__Work task__.
An exact copy of all the data is the expected answer.

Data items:
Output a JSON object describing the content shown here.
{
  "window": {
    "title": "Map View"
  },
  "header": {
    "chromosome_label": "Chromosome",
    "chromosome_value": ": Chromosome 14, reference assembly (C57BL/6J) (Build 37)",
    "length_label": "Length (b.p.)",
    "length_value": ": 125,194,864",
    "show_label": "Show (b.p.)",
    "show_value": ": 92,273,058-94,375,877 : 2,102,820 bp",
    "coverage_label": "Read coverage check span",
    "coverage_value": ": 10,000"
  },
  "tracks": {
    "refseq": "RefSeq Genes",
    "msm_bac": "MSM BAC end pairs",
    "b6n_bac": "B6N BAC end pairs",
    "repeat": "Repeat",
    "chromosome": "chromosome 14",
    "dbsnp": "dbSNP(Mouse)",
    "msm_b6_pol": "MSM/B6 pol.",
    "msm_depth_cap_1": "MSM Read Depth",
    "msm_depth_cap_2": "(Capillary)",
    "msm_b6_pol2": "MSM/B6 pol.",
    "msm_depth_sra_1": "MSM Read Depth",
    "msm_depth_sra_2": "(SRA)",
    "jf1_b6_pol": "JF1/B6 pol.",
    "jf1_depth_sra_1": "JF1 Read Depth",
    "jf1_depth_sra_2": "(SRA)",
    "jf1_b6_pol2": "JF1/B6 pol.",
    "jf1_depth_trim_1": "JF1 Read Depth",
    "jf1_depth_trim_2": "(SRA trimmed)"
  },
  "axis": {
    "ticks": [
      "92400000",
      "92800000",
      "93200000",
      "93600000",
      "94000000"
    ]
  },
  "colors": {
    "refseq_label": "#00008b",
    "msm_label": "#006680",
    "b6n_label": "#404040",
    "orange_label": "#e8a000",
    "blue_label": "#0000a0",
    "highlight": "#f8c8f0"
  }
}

__Finished exercise__.
Output a JSON object describing the content shown here.
{
  "window": {
    "title": "Map View"
  },
  "header": {
    "chromosome_label": "Chromosome",
    "chromosome_value": ": Chromosome 14, reference assembly (C57BL/6J) (Build 37)",
    "length_label": "Length (b.p.)",
    "length_value": ": 125,194,864",
    "show_label": "Show (b.p.)",
    "show_value": ": 92,273,058-94,375,877 : 2,102,820 bp",
    "coverage_label": "Read coverage check span",
    "coverage_value": ": 10,000"
  },
  "tracks": {
    "refseq": "RefSeq Genes",
    "msm_bac": "MSM BAC end pairs",
    "b6n_bac": "B6N BAC end pairs",
    "repeat": "Repeat",
    "chromosome": "chromosome 14",
    "dbsnp": "dbSNP(Mouse)",
    "msm_b6_pol": "MSM/B6 pol.",
    "msm_depth_cap_1": "MSM Read Depth",
    "msm_depth_cap_2": "(Capillary)",
    "msm_b6_pol2": "MSM/B6 pol.",
    "msm_depth_sra_1": "MSM Read Depth",
    "msm_depth_sra_2": "(SRA)",
    "jf1_b6_pol": "JF1/B6 pol.",
    "jf1_depth_sra_1": "JF1 Read Depth",
    "jf1_depth_sra_2": "(SRA)",
    "jf1_b6_pol2": "JF1/B6 pol.",
    "jf1_depth_trim_1": "JF1 Read Depth",
    "jf1_depth_trim_2": "(SRA trimmed)"
  },
  "axis": {
    "ticks": [
      "92400000",
      "92800000",
      "93200000",
      "93600000",
      "94000000"
    ]
  },
  "colors": {
    "refseq_label": "#00008b",
    "msm_label": "#006680",
    "b6n_label": "#404040",
    "orange_label": "#e8a000",
    "blue_label": "#0000a0",
    "highlight": "#f8c8f0"
  }
}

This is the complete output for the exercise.